- [Brief] Pull out every line of the listing below where "JSON" appears.

Collected data entries
>> BEGIN
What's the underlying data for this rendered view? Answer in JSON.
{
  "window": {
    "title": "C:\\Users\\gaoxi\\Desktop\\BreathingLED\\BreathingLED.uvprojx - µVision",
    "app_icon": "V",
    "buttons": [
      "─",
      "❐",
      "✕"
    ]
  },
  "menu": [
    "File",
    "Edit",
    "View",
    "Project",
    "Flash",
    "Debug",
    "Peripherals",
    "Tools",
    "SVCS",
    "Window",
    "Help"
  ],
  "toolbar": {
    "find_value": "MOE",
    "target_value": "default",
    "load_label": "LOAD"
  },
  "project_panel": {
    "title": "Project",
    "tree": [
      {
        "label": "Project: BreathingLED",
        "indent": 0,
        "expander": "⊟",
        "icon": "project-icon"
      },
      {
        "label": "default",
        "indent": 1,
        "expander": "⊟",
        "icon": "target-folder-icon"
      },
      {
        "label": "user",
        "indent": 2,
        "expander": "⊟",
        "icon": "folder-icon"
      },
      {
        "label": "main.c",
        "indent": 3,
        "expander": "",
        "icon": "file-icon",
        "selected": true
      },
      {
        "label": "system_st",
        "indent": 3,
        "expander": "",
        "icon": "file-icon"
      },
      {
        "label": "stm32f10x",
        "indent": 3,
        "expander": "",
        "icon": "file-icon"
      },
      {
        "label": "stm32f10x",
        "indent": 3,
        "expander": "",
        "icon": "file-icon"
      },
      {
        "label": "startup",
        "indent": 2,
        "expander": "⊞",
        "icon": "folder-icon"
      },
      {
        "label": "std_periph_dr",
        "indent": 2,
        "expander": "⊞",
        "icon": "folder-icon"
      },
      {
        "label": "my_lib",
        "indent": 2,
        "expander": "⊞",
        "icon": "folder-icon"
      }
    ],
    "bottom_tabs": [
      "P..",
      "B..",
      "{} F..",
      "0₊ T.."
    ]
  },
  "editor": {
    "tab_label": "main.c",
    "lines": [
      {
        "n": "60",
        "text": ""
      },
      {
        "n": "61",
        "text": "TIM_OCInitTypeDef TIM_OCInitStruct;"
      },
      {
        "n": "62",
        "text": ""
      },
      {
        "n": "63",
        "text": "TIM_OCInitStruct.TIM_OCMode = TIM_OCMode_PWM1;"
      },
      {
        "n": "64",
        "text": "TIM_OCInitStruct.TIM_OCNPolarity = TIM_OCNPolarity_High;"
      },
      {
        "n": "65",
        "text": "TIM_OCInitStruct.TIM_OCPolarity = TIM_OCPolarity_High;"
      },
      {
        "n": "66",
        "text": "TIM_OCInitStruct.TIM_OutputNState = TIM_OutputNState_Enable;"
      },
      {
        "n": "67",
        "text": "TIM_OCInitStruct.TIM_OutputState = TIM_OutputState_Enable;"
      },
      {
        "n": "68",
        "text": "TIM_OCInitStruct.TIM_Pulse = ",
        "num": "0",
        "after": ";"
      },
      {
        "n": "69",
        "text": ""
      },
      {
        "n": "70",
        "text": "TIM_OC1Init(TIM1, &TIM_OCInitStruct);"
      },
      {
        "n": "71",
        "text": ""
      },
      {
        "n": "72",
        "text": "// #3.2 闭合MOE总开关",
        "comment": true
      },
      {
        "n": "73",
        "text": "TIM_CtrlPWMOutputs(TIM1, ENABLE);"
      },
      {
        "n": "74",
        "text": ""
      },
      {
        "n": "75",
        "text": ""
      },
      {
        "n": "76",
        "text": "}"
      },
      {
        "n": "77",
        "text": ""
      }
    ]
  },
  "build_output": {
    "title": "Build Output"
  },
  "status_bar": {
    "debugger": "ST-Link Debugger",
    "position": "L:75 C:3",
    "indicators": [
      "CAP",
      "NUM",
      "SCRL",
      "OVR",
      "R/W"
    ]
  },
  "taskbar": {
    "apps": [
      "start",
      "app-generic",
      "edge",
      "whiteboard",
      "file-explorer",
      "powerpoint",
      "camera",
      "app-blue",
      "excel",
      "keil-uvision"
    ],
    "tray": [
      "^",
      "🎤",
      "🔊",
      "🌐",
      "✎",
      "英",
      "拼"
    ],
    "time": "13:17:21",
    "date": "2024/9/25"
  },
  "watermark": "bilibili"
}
>> END
>> BEGIN
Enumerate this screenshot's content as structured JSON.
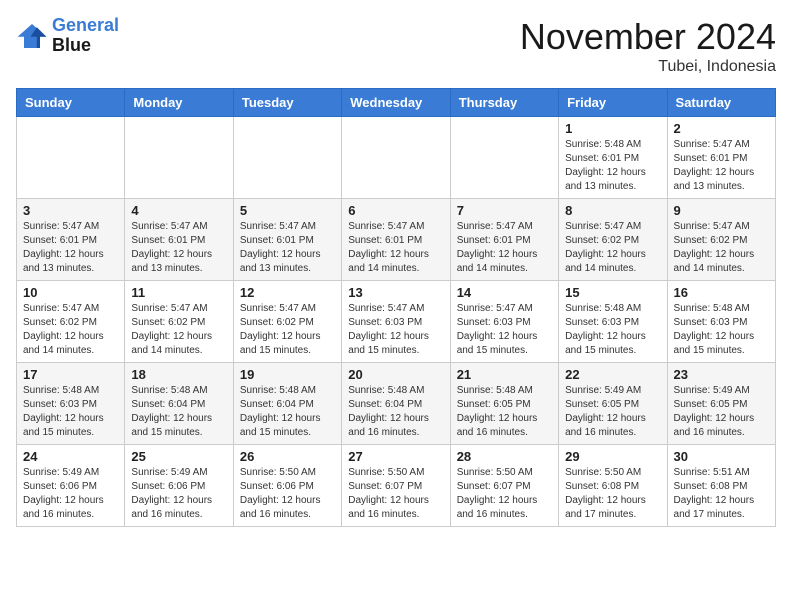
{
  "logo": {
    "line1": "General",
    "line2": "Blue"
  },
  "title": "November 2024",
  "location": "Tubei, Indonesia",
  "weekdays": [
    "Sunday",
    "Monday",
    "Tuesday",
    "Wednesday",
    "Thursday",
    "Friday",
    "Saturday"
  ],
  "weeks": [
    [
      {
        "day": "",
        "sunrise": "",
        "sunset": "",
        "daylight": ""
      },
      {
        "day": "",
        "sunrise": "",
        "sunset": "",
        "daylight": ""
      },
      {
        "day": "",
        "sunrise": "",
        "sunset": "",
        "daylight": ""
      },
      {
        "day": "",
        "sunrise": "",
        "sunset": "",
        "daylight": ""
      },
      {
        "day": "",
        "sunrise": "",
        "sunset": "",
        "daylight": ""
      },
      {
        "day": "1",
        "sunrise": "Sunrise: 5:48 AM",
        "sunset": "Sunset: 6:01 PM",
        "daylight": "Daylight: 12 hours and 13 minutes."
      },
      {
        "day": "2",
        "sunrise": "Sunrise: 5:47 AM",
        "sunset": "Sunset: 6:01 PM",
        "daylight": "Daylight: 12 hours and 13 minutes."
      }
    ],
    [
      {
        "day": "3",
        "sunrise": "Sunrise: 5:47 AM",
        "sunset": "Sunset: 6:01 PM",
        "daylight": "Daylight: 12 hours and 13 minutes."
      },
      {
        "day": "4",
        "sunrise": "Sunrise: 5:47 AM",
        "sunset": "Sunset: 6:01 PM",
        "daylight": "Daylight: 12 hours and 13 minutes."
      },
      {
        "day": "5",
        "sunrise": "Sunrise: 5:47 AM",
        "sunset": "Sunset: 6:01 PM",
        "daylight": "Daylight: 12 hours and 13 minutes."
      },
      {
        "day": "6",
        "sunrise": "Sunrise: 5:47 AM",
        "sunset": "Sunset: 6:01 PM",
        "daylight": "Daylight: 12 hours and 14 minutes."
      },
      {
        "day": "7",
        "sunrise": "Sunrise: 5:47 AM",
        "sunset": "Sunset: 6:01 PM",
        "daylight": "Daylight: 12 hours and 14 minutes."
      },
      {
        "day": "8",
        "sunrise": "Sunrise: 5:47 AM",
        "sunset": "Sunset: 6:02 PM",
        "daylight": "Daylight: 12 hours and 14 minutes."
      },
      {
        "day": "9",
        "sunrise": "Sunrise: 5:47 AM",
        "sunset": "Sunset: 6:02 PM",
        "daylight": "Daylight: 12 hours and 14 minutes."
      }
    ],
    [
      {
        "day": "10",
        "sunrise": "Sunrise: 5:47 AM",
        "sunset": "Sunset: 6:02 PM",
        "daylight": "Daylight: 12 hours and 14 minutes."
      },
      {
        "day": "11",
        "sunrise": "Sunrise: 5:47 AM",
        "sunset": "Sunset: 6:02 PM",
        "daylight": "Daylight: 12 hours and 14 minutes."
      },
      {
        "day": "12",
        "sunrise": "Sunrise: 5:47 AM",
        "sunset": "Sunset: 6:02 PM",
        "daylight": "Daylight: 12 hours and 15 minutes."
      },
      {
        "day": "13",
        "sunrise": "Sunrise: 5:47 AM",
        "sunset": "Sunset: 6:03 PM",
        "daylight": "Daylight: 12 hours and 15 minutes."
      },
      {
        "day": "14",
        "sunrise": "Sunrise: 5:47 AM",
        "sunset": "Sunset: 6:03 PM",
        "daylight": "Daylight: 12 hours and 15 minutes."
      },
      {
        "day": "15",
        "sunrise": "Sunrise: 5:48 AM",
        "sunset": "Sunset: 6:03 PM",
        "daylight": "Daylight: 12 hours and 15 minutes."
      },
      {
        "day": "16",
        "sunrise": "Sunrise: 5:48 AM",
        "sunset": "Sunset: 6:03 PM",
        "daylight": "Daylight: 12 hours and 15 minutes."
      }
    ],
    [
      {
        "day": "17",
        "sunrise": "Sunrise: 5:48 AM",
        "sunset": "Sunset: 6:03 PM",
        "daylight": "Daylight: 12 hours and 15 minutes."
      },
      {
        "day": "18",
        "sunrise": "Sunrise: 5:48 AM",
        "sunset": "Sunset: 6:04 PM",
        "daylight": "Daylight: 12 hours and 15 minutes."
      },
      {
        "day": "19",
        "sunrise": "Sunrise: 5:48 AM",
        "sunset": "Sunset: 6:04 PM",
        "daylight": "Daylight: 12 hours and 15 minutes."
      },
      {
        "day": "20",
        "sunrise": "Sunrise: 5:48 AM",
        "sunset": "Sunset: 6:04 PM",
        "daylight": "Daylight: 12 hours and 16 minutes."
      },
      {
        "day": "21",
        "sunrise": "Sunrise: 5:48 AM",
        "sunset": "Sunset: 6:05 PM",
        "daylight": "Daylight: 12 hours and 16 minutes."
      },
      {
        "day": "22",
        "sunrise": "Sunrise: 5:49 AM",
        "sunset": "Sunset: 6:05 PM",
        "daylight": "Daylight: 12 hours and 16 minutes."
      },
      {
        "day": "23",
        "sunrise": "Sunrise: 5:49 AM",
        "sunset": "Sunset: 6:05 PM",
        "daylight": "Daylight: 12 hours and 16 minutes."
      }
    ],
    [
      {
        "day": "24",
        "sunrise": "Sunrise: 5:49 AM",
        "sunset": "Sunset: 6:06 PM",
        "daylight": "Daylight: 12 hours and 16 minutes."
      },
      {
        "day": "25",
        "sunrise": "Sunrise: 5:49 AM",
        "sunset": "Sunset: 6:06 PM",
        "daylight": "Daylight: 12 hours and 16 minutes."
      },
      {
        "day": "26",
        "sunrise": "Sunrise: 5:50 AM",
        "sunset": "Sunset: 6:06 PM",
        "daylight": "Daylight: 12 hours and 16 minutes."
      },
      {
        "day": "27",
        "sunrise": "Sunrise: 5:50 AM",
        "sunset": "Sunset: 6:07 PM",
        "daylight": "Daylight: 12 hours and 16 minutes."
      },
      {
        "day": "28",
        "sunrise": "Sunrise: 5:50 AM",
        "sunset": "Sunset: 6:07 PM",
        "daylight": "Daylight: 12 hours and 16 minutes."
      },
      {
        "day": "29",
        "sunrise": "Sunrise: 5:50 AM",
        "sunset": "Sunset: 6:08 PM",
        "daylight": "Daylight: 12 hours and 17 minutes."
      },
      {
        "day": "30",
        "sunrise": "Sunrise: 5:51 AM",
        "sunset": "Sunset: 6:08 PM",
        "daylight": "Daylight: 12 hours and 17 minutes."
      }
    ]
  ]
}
>> END
- [Solved problem]
What's the underlying data for this rendered view? Answer in JSON.
Enumerate this screenshot's content as structured JSON.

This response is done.